## Written problem
Write out each line from the data below that includes the word "JSON".

(Extracted records)
_____
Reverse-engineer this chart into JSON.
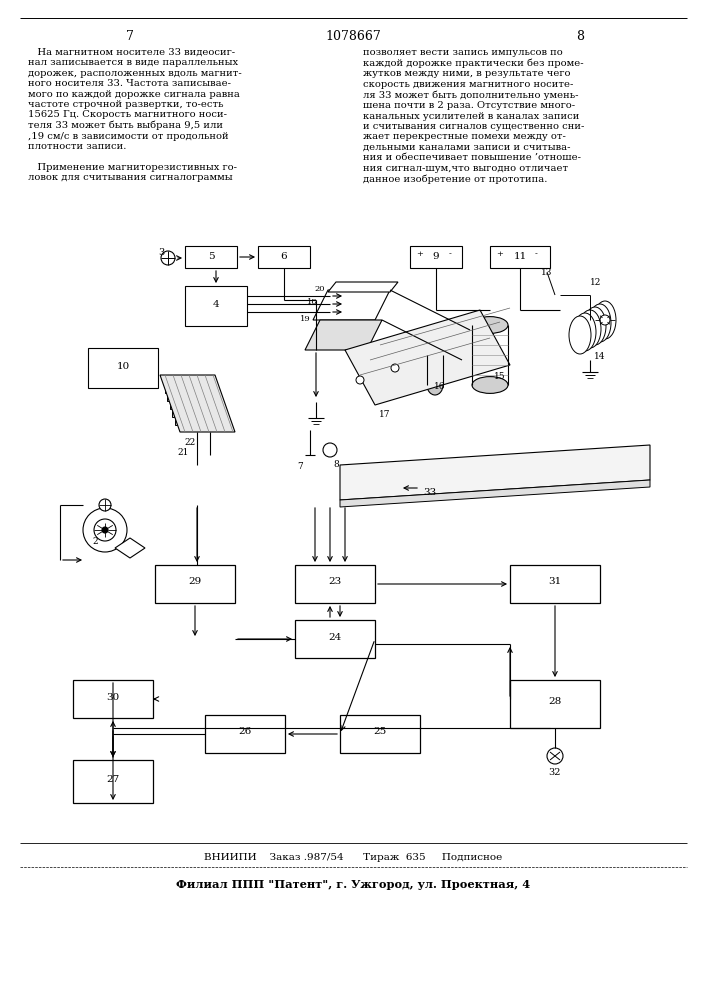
{
  "page_num_left": "7",
  "page_num_center": "1078667",
  "page_num_right": "8",
  "left_text": "   На магнитном носителе 33 видеосиг-\nнал записывается в виде параллельных\nдорожек, расположенных вдоль магнит-\nного носителя 33. Частота записывае-\nмого по каждой дорожке сигнала равна\nчастоте строчной развертки, то-есть\n15625 Гц. Скорость магнитного носи-\nтеля 33 может быть выбрана 9,5 или\n,19 см/с в зависимости от продольной\nплотности записи.\n\n   Применение магниторезистивных го-\nловок для считывания сигналограммы",
  "right_text": "позволяет вести запись импульсов по\nкаждой дорожке практически без проме-\nжутков между ними, в результате чего\nскорость движения магнитного носите-\nля 33 может быть дополнительно умень-\nшена почти в 2 раза. Отсутствие много-\nканальных усилителей в каналах записи\nи считывания сигналов существенно сни-\nжает перекрестные помехи между от-\nдельными каналами записи и считыва-\nния и обеспечивает повышение ’отноше-\nния сигнал-шум,что выгодно отличает\nданное изобретение от прототипа.",
  "footer_line1": "ВНИИПИ    Заказ .987/54      Тираж  635     Подписное",
  "footer_line2": "Филиал ППП \"Патент\", г. Ужгород, ул. Проектная, 4",
  "bg_color": "#ffffff",
  "text_color": "#000000"
}
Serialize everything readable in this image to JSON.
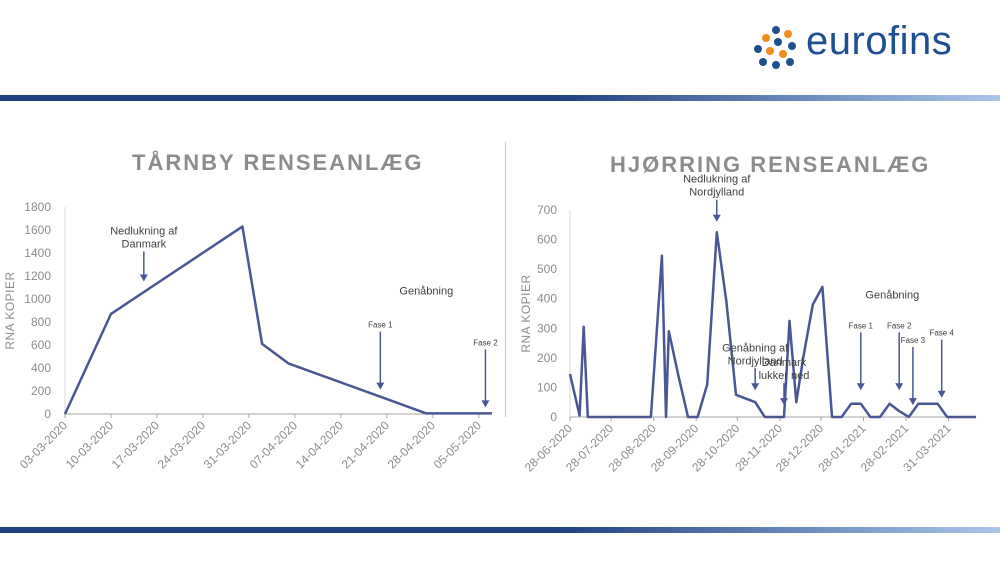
{
  "logo": {
    "text": "eurofins"
  },
  "colors": {
    "line": "#4a5794",
    "axis_text": "#8c8c8c",
    "brand": "#1d4f91",
    "band": "#1b3f7f"
  },
  "chart_data": [
    {
      "type": "line",
      "title": "TÅRNBY RENSEANLÆG",
      "ylabel": "RNA KOPIER",
      "ylim": [
        0,
        1800
      ],
      "yticks": [
        0,
        200,
        400,
        600,
        800,
        1000,
        1200,
        1400,
        1600,
        1800
      ],
      "xlim": [
        "2020-03-03",
        "2020-05-07"
      ],
      "xticks": [
        "03-03-2020",
        "10-03-2020",
        "17-03-2020",
        "24-03-2020",
        "31-03-2020",
        "07-04-2020",
        "14-04-2020",
        "21-04-2020",
        "28-04-2020",
        "05-05-2020"
      ],
      "x": [
        "2020-03-03",
        "2020-03-10",
        "2020-03-30",
        "2020-04-02",
        "2020-04-06",
        "2020-04-27",
        "2020-05-07"
      ],
      "y": [
        0,
        870,
        1630,
        610,
        440,
        5,
        5
      ],
      "annotations": [
        {
          "id": "nedlukning",
          "text": "Nedlukning af Danmark",
          "lines": [
            "Nedlukning af",
            "Danmark"
          ],
          "x": "2020-03-15",
          "y": 1100
        },
        {
          "id": "genabning",
          "text": "Genåbning",
          "lines": [
            "Genåbning"
          ],
          "x": "2020-04-27",
          "y": 1040
        },
        {
          "id": "fase1",
          "text": "Fase 1",
          "lines": [
            "Fase 1"
          ],
          "x": "2020-04-20",
          "y": 160
        },
        {
          "id": "fase2",
          "text": "Fase 2",
          "lines": [
            "Fase 2"
          ],
          "x": "2020-05-06",
          "y": 5
        }
      ]
    },
    {
      "type": "line",
      "title": "HJØRRING RENSEANLÆG",
      "ylabel": "RNA KOPIER",
      "ylim": [
        0,
        700
      ],
      "yticks": [
        0,
        100,
        200,
        300,
        400,
        500,
        600,
        700
      ],
      "xlim": [
        "2020-06-28",
        "2021-04-20"
      ],
      "xticks": [
        "28-06-2020",
        "28-07-2020",
        "28-08-2020",
        "28-09-2020",
        "28-10-2020",
        "28-11-2020",
        "28-12-2020",
        "28-01-2021",
        "28-02-2021",
        "31-03-2021"
      ],
      "x": [
        "2020-06-28",
        "2020-07-05",
        "2020-07-08",
        "2020-07-11",
        "2020-08-26",
        "2020-09-03",
        "2020-09-06",
        "2020-09-08",
        "2020-09-15",
        "2020-09-22",
        "2020-09-29",
        "2020-10-06",
        "2020-10-13",
        "2020-10-20",
        "2020-10-27",
        "2020-11-10",
        "2020-11-17",
        "2020-12-01",
        "2020-12-05",
        "2020-12-10",
        "2020-12-15",
        "2020-12-22",
        "2020-12-29",
        "2021-01-05",
        "2021-01-12",
        "2021-01-19",
        "2021-01-26",
        "2021-02-02",
        "2021-02-09",
        "2021-02-16",
        "2021-02-23",
        "2021-03-02",
        "2021-03-09",
        "2021-03-16",
        "2021-03-23",
        "2021-03-30",
        "2021-04-06",
        "2021-04-20"
      ],
      "y": [
        145,
        5,
        305,
        0,
        0,
        545,
        0,
        290,
        140,
        0,
        0,
        110,
        625,
        390,
        75,
        50,
        0,
        0,
        325,
        50,
        200,
        380,
        440,
        0,
        0,
        45,
        45,
        0,
        0,
        45,
        20,
        0,
        45,
        45,
        45,
        0,
        0,
        0
      ],
      "annotations": [
        {
          "id": "nedlukning",
          "text": "Nedlukning af Nordjylland",
          "lines": [
            "Nedlukning af",
            "Nordjylland"
          ],
          "x": "2020-10-13",
          "y": 640
        },
        {
          "id": "genabning-nord",
          "text": "Genåbning af Nordjylland",
          "lines": [
            "Genåbning af",
            "Nordjylland"
          ],
          "x": "2020-11-10",
          "y": 70
        },
        {
          "id": "danmark-lukker",
          "text": "Danmark lukker ned",
          "lines": [
            "Danmark",
            "lukker ned"
          ],
          "x": "2020-12-01",
          "y": 20
        },
        {
          "id": "genabning",
          "text": "Genåbning",
          "lines": [
            "Genåbning"
          ],
          "x": "2021-02-18",
          "y": 400
        },
        {
          "id": "fase1",
          "text": "Fase 1",
          "lines": [
            "Fase 1"
          ],
          "x": "2021-01-26",
          "y": 70
        },
        {
          "id": "fase2",
          "text": "Fase 2",
          "lines": [
            "Fase 2"
          ],
          "x": "2021-02-23",
          "y": 70
        },
        {
          "id": "fase3",
          "text": "Fase 3",
          "lines": [
            "Fase 3"
          ],
          "x": "2021-03-05",
          "y": 20
        },
        {
          "id": "fase4",
          "text": "Fase 4",
          "lines": [
            "Fase 4"
          ],
          "x": "2021-03-26",
          "y": 45
        }
      ]
    }
  ]
}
_____
## Final result
Reverse-engineer this chart into JSON.
Serialize everything readable in this image to JSON.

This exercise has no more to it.